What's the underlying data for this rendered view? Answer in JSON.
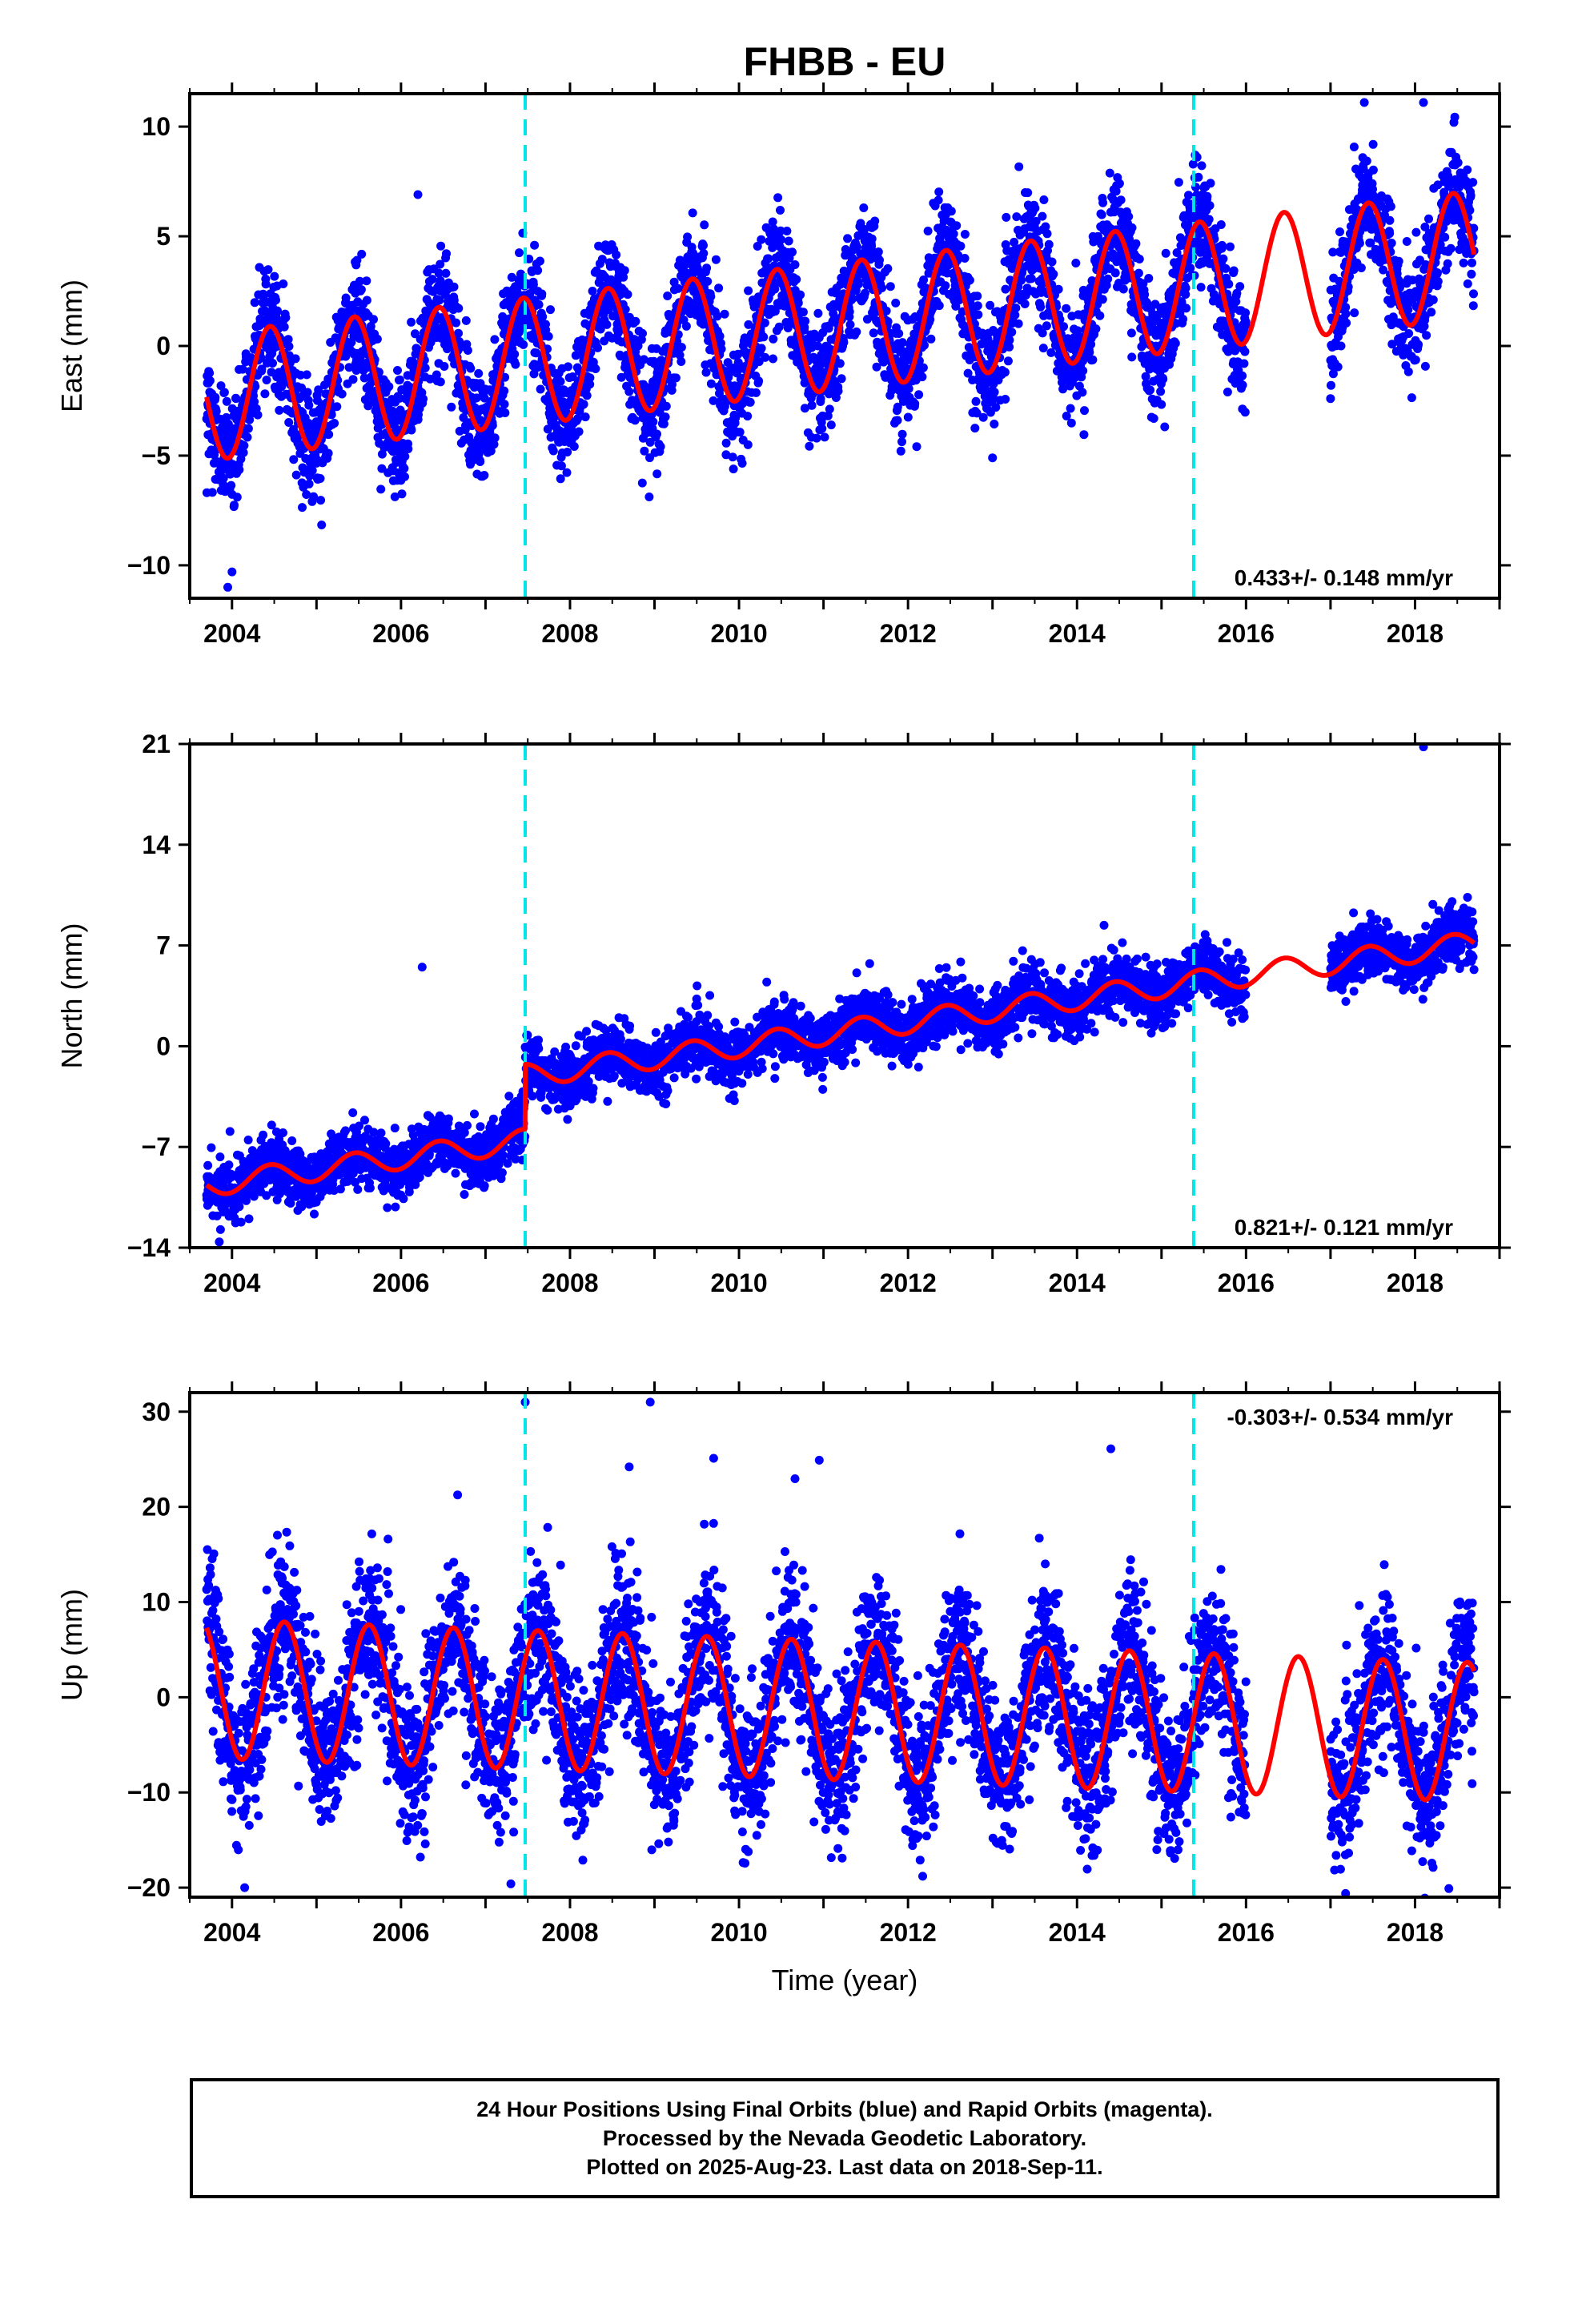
{
  "colors": {
    "data_points": "#0000ff",
    "model_fit": "#ff0000",
    "break_lines": "#00e5e5",
    "frame": "#000000"
  },
  "chart_data": {
    "type": "scatter",
    "title": "FHBB - EU",
    "xlim": [
      2003.5,
      2019.0
    ],
    "x_ticks": [
      2004,
      2006,
      2008,
      2010,
      2012,
      2014,
      2016,
      2018
    ],
    "tick_labels": [
      "2004",
      "2006",
      "2008",
      "2010",
      "2012",
      "2014",
      "2016",
      "2018"
    ],
    "xlabel": "Time (year)",
    "data_span": [
      2003.7,
      2018.7
    ],
    "data_gap": [
      2016.0,
      2017.0
    ],
    "equipment_changes": [
      2007.47,
      2015.38
    ],
    "series_style": {
      "data": "blue dots",
      "model": "red line"
    },
    "panels": [
      {
        "name": "east",
        "ylabel": "East (mm)",
        "ylim": [
          -11.5,
          11.5
        ],
        "y_ticks": [
          -10,
          -5,
          0,
          5,
          10
        ],
        "y_tick_labels": [
          "−10",
          "−5",
          "0",
          "5",
          "10"
        ],
        "rate_label": "0.433+/- 0.148 mm/yr",
        "rate_position": "bottom-right",
        "model": {
          "offset_2004": -2.2,
          "slope": 0.433,
          "amplitude": 2.9,
          "peak_phase": 0.45,
          "steps": []
        },
        "data_scatter": 1.25,
        "data_extremes": [
          [
            2003.95,
            -11.0
          ],
          [
            2004.0,
            -10.3
          ],
          [
            2006.2,
            6.9
          ],
          [
            2017.4,
            11.1
          ],
          [
            2018.1,
            11.1
          ],
          [
            2013.0,
            -5.1
          ],
          [
            2017.0,
            -2.4
          ]
        ]
      },
      {
        "name": "north",
        "ylabel": "North (mm)",
        "ylim": [
          -14,
          21
        ],
        "y_ticks": [
          -14,
          -7,
          0,
          7,
          14,
          21
        ],
        "y_tick_labels": [
          "−14",
          "−7",
          "0",
          "7",
          "14",
          "21"
        ],
        "rate_label": "0.821+/- 0.121 mm/yr",
        "rate_position": "bottom-right",
        "model": {
          "offset_2004": -9.4,
          "slope": 0.821,
          "amplitude": 0.8,
          "peak_phase": 0.45,
          "steps": [
            [
              2007.47,
              4.5
            ]
          ]
        },
        "data_scatter": 1.0,
        "data_extremes": [
          [
            2006.25,
            5.5
          ],
          [
            2018.1,
            20.8
          ],
          [
            2003.85,
            -13.6
          ]
        ]
      },
      {
        "name": "up",
        "ylabel": "Up (mm)",
        "ylim": [
          -21,
          32
        ],
        "y_ticks": [
          -20,
          -10,
          0,
          10,
          20,
          30
        ],
        "y_tick_labels": [
          "−20",
          "−10",
          "0",
          "10",
          "20",
          "30"
        ],
        "rate_label": "-0.303+/- 0.534 mm/yr",
        "rate_position": "top-right",
        "model": {
          "offset_2004": 0.8,
          "slope": -0.303,
          "amplitude": 7.3,
          "peak_phase": 0.62,
          "steps": []
        },
        "data_scatter": 4.0,
        "data_extremes": [
          [
            2007.47,
            31.0
          ],
          [
            2008.95,
            31.0
          ],
          [
            2014.4,
            26.1
          ],
          [
            2009.7,
            25.1
          ],
          [
            2010.95,
            24.9
          ],
          [
            2008.7,
            24.2
          ],
          [
            2004.15,
            -20.0
          ],
          [
            2018.4,
            -20.1
          ],
          [
            2007.3,
            -19.6
          ]
        ]
      }
    ]
  },
  "footer": {
    "line1": "24 Hour Positions Using Final Orbits (blue) and Rapid Orbits (magenta).",
    "line2": "Processed by the Nevada Geodetic Laboratory.",
    "line3": "Plotted on 2025-Aug-23. Last data on 2018-Sep-11."
  }
}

━━━━━━━━━━━━━━━━━━━━

* _SET PROBLEM_
Return all lines with the word "amplitude" in them.

* _THE RESPONSE_
          "amplitude": 2.9,
          "amplitude": 0.8,
          "amplitude": 7.3,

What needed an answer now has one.